> **REQUIREMENT**: Output the data word for word, dropping every image.

> **TASK MATERIAL**:
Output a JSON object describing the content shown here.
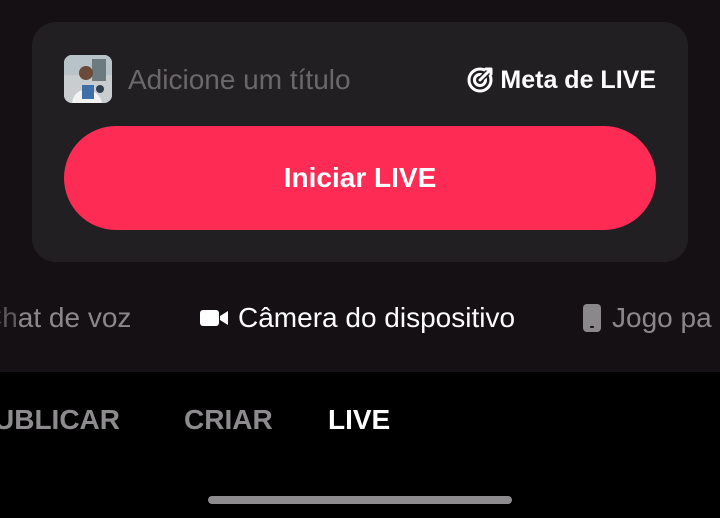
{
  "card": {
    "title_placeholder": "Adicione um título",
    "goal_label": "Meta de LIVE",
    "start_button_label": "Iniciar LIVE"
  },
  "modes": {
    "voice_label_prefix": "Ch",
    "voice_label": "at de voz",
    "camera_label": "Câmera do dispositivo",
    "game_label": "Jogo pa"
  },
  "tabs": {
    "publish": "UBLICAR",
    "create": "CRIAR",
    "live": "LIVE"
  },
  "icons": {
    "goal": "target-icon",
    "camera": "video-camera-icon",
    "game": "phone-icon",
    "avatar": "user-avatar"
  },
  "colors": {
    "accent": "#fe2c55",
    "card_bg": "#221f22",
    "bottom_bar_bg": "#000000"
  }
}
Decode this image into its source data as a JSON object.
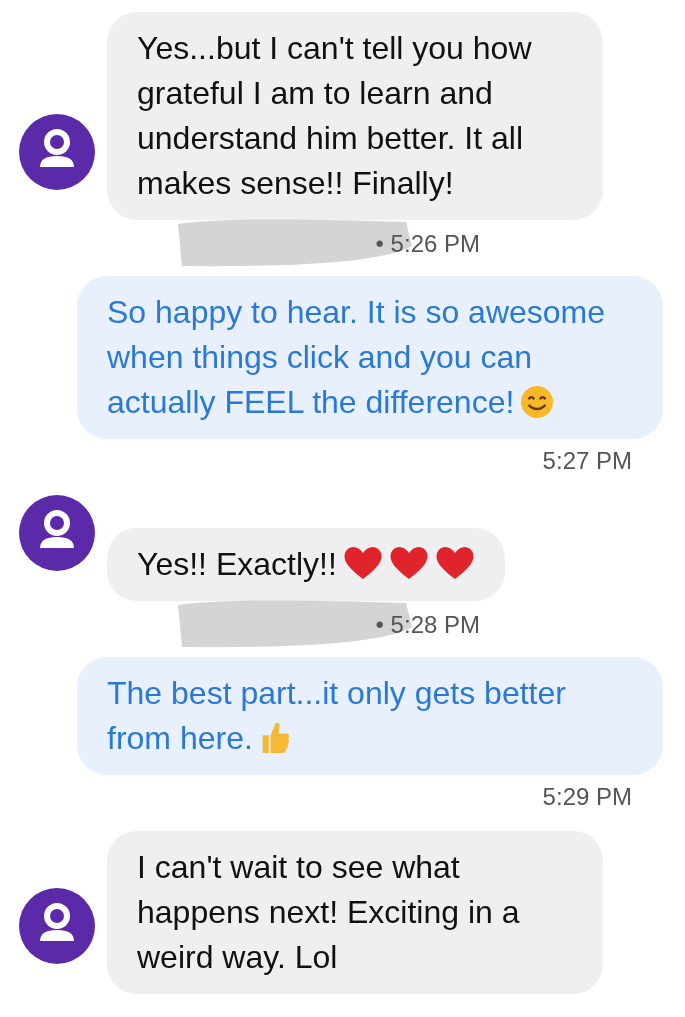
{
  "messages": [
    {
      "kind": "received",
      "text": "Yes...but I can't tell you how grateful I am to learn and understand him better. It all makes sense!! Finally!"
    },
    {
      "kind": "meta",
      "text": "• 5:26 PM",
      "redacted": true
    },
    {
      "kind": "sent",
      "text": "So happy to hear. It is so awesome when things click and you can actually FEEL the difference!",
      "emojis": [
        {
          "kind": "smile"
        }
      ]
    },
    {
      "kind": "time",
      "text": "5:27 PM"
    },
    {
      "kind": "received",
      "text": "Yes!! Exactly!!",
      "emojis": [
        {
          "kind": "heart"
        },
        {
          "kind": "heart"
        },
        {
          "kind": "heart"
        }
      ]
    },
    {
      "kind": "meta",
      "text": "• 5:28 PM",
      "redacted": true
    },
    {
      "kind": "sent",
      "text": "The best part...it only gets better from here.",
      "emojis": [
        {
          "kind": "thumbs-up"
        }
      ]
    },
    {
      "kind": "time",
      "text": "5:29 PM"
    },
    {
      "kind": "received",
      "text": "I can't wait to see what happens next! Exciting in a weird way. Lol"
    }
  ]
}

> **WRITTEN SOLUTION**:
Output a JSON object describing the content shown here.
{
  "card": {
    "title_placeholder": "Adicione um título",
    "goal_label": "Meta de LIVE",
    "start_button_label": "Iniciar LIVE"
  },
  "modes": {
    "voice_label_prefix": "Ch",
    "voice_label": "at de voz",
    "camera_label": "Câmera do dispositivo",
    "game_label": "Jogo pa"
  },
  "tabs": {
    "publish": "UBLICAR",
    "create": "CRIAR",
    "live": "LIVE"
  },
  "icons": {
    "goal": "target-icon",
    "camera": "video-camera-icon",
    "game": "phone-icon",
    "avatar": "user-avatar"
  },
  "colors": {
    "accent": "#fe2c55",
    "card_bg": "#221f22",
    "bottom_bar_bg": "#000000"
  }
}
Decode this image into its source data as a JSON object.
{
  "messages": [
    {
      "kind": "received",
      "text": "Yes...but I can't tell you how grateful I am to learn and understand him better. It all makes sense!! Finally!"
    },
    {
      "kind": "meta",
      "text": "• 5:26 PM",
      "redacted": true
    },
    {
      "kind": "sent",
      "text": "So happy to hear. It is so awesome when things click and you can actually FEEL the difference!",
      "emojis": [
        {
          "kind": "smile"
        }
      ]
    },
    {
      "kind": "time",
      "text": "5:27 PM"
    },
    {
      "kind": "received",
      "text": "Yes!! Exactly!!",
      "emojis": [
        {
          "kind": "heart"
        },
        {
          "kind": "heart"
        },
        {
          "kind": "heart"
        }
      ]
    },
    {
      "kind": "meta",
      "text": "• 5:28 PM",
      "redacted": true
    },
    {
      "kind": "sent",
      "text": "The best part...it only gets better from here.",
      "emojis": [
        {
          "kind": "thumbs-up"
        }
      ]
    },
    {
      "kind": "time",
      "text": "5:29 PM"
    },
    {
      "kind": "received",
      "text": "I can't wait to see what happens next! Exciting in a weird way. Lol"
    }
  ]
}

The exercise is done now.